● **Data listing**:
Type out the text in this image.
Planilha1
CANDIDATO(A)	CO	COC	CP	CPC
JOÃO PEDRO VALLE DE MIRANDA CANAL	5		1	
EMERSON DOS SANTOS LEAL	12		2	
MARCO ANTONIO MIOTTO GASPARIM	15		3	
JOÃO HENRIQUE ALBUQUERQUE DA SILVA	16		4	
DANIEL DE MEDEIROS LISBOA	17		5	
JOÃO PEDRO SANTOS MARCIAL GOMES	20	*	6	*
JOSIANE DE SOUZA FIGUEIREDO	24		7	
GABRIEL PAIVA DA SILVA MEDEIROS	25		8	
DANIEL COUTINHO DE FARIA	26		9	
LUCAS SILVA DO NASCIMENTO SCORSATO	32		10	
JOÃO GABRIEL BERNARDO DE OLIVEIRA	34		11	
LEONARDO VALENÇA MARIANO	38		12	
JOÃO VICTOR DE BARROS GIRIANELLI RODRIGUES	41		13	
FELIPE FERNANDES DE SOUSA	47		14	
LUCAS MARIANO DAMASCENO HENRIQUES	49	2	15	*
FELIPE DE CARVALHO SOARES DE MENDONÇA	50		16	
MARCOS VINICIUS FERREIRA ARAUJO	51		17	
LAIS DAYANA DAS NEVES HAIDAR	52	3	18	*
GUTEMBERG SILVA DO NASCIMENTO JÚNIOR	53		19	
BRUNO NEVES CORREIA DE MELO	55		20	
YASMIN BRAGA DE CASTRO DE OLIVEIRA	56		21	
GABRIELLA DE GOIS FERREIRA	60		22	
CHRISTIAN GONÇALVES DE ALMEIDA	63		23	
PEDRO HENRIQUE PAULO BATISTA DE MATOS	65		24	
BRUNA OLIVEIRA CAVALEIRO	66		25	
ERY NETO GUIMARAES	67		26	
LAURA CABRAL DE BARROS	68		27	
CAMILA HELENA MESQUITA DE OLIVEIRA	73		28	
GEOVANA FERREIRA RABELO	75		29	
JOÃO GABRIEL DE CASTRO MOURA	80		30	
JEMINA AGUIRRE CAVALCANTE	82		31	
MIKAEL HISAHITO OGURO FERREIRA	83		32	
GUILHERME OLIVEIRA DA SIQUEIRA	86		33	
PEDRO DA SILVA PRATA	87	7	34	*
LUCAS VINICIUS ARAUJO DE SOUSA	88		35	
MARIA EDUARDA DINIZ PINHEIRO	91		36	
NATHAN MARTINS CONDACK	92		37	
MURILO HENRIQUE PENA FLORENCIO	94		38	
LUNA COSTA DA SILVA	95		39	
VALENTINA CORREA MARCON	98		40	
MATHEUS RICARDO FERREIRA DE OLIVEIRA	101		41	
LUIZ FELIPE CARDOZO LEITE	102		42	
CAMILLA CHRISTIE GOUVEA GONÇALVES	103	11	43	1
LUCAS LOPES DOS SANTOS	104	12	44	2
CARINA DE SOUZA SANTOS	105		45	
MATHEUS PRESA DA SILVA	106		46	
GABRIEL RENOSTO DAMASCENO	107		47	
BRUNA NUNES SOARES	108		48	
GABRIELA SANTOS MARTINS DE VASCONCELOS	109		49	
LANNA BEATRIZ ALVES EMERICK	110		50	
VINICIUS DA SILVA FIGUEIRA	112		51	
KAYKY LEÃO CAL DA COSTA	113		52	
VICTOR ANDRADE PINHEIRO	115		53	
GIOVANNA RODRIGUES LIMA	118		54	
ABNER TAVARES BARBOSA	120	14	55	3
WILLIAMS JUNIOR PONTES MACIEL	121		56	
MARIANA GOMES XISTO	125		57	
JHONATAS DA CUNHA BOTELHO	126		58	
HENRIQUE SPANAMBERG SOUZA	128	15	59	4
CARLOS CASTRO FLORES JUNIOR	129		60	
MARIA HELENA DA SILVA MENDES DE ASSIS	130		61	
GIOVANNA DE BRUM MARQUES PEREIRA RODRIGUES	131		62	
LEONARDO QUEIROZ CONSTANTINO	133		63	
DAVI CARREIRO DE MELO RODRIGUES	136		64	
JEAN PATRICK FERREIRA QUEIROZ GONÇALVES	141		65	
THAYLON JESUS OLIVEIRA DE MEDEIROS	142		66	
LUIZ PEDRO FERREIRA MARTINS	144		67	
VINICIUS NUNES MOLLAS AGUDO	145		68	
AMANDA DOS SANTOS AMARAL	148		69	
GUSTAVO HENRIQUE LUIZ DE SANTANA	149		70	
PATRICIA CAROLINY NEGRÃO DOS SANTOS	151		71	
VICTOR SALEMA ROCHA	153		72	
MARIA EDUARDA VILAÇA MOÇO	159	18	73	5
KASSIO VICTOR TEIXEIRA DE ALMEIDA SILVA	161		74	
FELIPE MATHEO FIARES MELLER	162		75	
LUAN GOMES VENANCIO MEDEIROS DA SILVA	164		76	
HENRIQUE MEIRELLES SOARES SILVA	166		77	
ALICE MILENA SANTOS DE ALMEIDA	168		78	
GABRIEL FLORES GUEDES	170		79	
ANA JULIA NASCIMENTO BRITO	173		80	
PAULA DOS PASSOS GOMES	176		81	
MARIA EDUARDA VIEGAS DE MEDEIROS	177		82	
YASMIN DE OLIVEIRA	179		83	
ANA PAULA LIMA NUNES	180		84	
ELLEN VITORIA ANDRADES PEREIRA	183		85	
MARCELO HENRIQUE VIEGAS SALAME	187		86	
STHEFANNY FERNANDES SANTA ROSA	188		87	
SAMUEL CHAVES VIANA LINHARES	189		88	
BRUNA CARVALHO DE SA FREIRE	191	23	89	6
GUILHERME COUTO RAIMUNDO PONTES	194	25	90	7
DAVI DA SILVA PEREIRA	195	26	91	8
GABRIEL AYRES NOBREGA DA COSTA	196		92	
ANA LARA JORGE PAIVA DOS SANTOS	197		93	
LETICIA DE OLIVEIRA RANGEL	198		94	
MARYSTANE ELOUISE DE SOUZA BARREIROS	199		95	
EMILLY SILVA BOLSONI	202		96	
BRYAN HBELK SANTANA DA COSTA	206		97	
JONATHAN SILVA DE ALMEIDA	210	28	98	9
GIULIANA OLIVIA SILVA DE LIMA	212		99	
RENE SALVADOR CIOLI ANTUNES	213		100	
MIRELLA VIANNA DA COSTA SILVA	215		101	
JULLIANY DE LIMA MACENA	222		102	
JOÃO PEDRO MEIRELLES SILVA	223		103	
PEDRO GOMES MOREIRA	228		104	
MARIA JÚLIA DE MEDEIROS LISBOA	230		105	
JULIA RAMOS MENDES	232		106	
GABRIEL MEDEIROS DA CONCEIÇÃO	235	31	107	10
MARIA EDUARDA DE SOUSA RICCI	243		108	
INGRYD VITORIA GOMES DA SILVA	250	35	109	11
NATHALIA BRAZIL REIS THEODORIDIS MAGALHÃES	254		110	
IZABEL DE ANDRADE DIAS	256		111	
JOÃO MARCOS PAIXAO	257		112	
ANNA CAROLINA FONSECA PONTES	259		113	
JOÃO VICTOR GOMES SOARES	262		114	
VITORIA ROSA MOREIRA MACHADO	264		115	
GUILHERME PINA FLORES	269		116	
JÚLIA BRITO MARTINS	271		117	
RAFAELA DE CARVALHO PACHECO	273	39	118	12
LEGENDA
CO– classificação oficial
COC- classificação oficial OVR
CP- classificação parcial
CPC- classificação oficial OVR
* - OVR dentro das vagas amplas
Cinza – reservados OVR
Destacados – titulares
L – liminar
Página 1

● **EXERCISE PROMPT**:
From the entries above, copy each line holding "VICTOR".

● **RESULT**:
JOÃO VICTOR DE BARROS GIRIANELLI RODRIGUES	41		13	
VICTOR ANDRADE PINHEIRO	115		53	
VICTOR SALEMA ROCHA	153		72	
KASSIO VICTOR TEIXEIRA DE ALMEIDA SILVA	161		74	
JOÃO VICTOR GOMES SOARES	262		114	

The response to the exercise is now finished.